## WRITTEN INSTRUCTION
Copy, from the entries below, each line in which the string "text" appears.

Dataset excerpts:

□ □ □ □

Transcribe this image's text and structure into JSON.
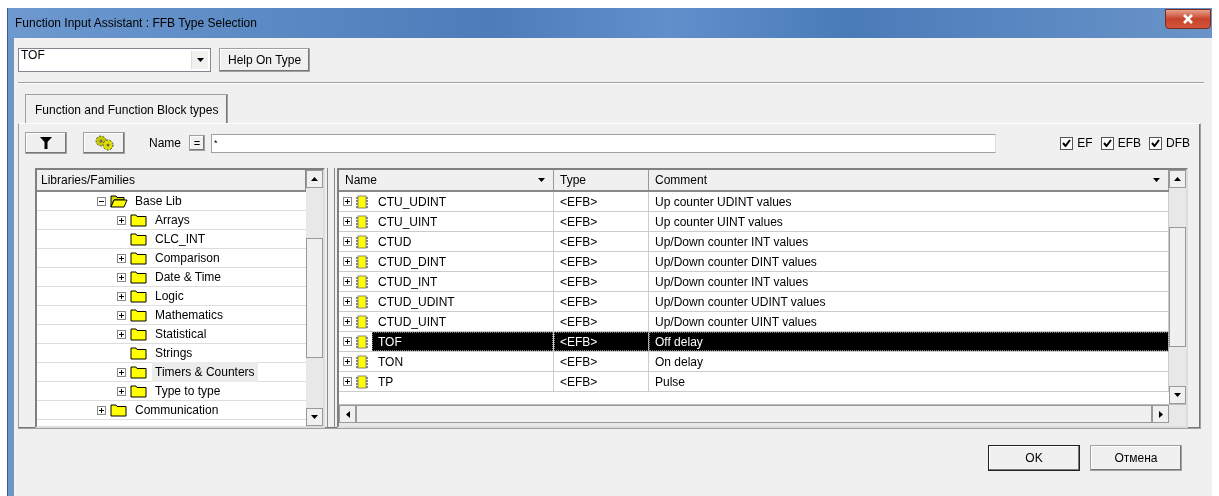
{
  "window": {
    "title": "Function Input Assistant : FFB Type Selection"
  },
  "type_combo": {
    "value": "TOF"
  },
  "help_button": {
    "label": "Help On Type"
  },
  "tabs": [
    {
      "label": "Function and Function Block types",
      "selected": true
    }
  ],
  "name_filter": {
    "label": "Name",
    "operator": "=",
    "value": "*"
  },
  "type_filters": [
    {
      "label": "EF",
      "checked": true
    },
    {
      "label": "EFB",
      "checked": true
    },
    {
      "label": "DFB",
      "checked": true
    }
  ],
  "tree": {
    "header": "Libraries/Families",
    "items": [
      {
        "label": "Base Lib",
        "expandable": true,
        "expanded": true,
        "selected": false,
        "children": [
          {
            "label": "Arrays",
            "expandable": true,
            "expanded": false,
            "selected": false
          },
          {
            "label": "CLC_INT",
            "expandable": false,
            "expanded": false,
            "selected": false
          },
          {
            "label": "Comparison",
            "expandable": true,
            "expanded": false,
            "selected": false
          },
          {
            "label": "Date & Time",
            "expandable": true,
            "expanded": false,
            "selected": false
          },
          {
            "label": "Logic",
            "expandable": true,
            "expanded": false,
            "selected": false
          },
          {
            "label": "Mathematics",
            "expandable": true,
            "expanded": false,
            "selected": false
          },
          {
            "label": "Statistical",
            "expandable": true,
            "expanded": false,
            "selected": false
          },
          {
            "label": "Strings",
            "expandable": false,
            "expanded": false,
            "selected": false
          },
          {
            "label": "Timers & Counters",
            "expandable": true,
            "expanded": false,
            "selected": true
          },
          {
            "label": "Type to type",
            "expandable": true,
            "expanded": false,
            "selected": false
          }
        ]
      },
      {
        "label": "Communication",
        "expandable": true,
        "expanded": false,
        "selected": false
      }
    ]
  },
  "table": {
    "columns": [
      {
        "label": "Name",
        "dropdown": true
      },
      {
        "label": "Type",
        "dropdown": false
      },
      {
        "label": "Comment",
        "dropdown": true
      }
    ],
    "rows": [
      {
        "name": "CTU_UDINT",
        "type": "<EFB>",
        "comment": "Up counter UDINT values",
        "selected": false
      },
      {
        "name": "CTU_UINT",
        "type": "<EFB>",
        "comment": "Up counter UINT values",
        "selected": false
      },
      {
        "name": "CTUD",
        "type": "<EFB>",
        "comment": "Up/Down counter INT values",
        "selected": false
      },
      {
        "name": "CTUD_DINT",
        "type": "<EFB>",
        "comment": "Up/Down counter DINT values",
        "selected": false
      },
      {
        "name": "CTUD_INT",
        "type": "<EFB>",
        "comment": "Up/Down counter INT values",
        "selected": false
      },
      {
        "name": "CTUD_UDINT",
        "type": "<EFB>",
        "comment": "Up/Down counter UDINT values",
        "selected": false
      },
      {
        "name": "CTUD_UINT",
        "type": "<EFB>",
        "comment": "Up/Down counter UINT values",
        "selected": false
      },
      {
        "name": "TOF",
        "type": "<EFB>",
        "comment": "Off delay",
        "selected": true
      },
      {
        "name": "TON",
        "type": "<EFB>",
        "comment": "On delay",
        "selected": false
      },
      {
        "name": "TP",
        "type": "<EFB>",
        "comment": "Pulse",
        "selected": false
      }
    ]
  },
  "buttons": [
    {
      "label": "OK",
      "default": true
    },
    {
      "label": "Отмена",
      "default": false
    }
  ]
}
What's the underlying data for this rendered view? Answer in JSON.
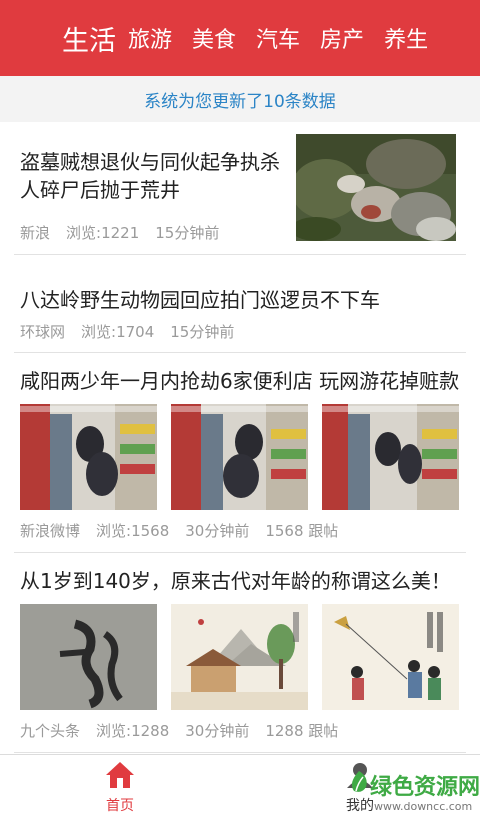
{
  "header": {
    "tabs": [
      "生活",
      "旅游",
      "美食",
      "汽车",
      "房产",
      "养生"
    ],
    "active_index": 0,
    "color": "#e03b3f"
  },
  "notice": {
    "text": "系统为您更新了10条数据",
    "color": "#2b84c6"
  },
  "feed": [
    {
      "title": "盗墓贼想退伙与同伙起争执杀人碎尸后抛于荒井",
      "source": "新浪",
      "views": "浏览:1221",
      "time": "15分钟前"
    },
    {
      "title": "八达岭野生动物园回应拍门巡逻员不下车",
      "source": "环球网",
      "views": "浏览:1704",
      "time": "15分钟前"
    },
    {
      "title": "咸阳两少年一月内抢劫6家便利店 玩网游花掉赃款",
      "source": "新浪微博",
      "views": "浏览:1568",
      "time": "30分钟前",
      "comments": "1568 跟帖"
    },
    {
      "title": "从1岁到140岁，原来古代对年龄的称谓这么美！",
      "source": "九个头条",
      "views": "浏览:1288",
      "time": "30分钟前",
      "comments": "1288 跟帖"
    }
  ],
  "bottom_nav": {
    "home": {
      "label": "首页",
      "icon": "home-icon"
    },
    "mine": {
      "label": "我的",
      "icon": "user-icon"
    }
  },
  "watermark": {
    "text": "绿色资源网",
    "url": "www.downcc.com"
  }
}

□ □ □ □

## WORKED ANSWER
Transcribe this image's text and structure into JSON.
    "text": "系统为您更新了10条数据",
    "text": "绿色资源网",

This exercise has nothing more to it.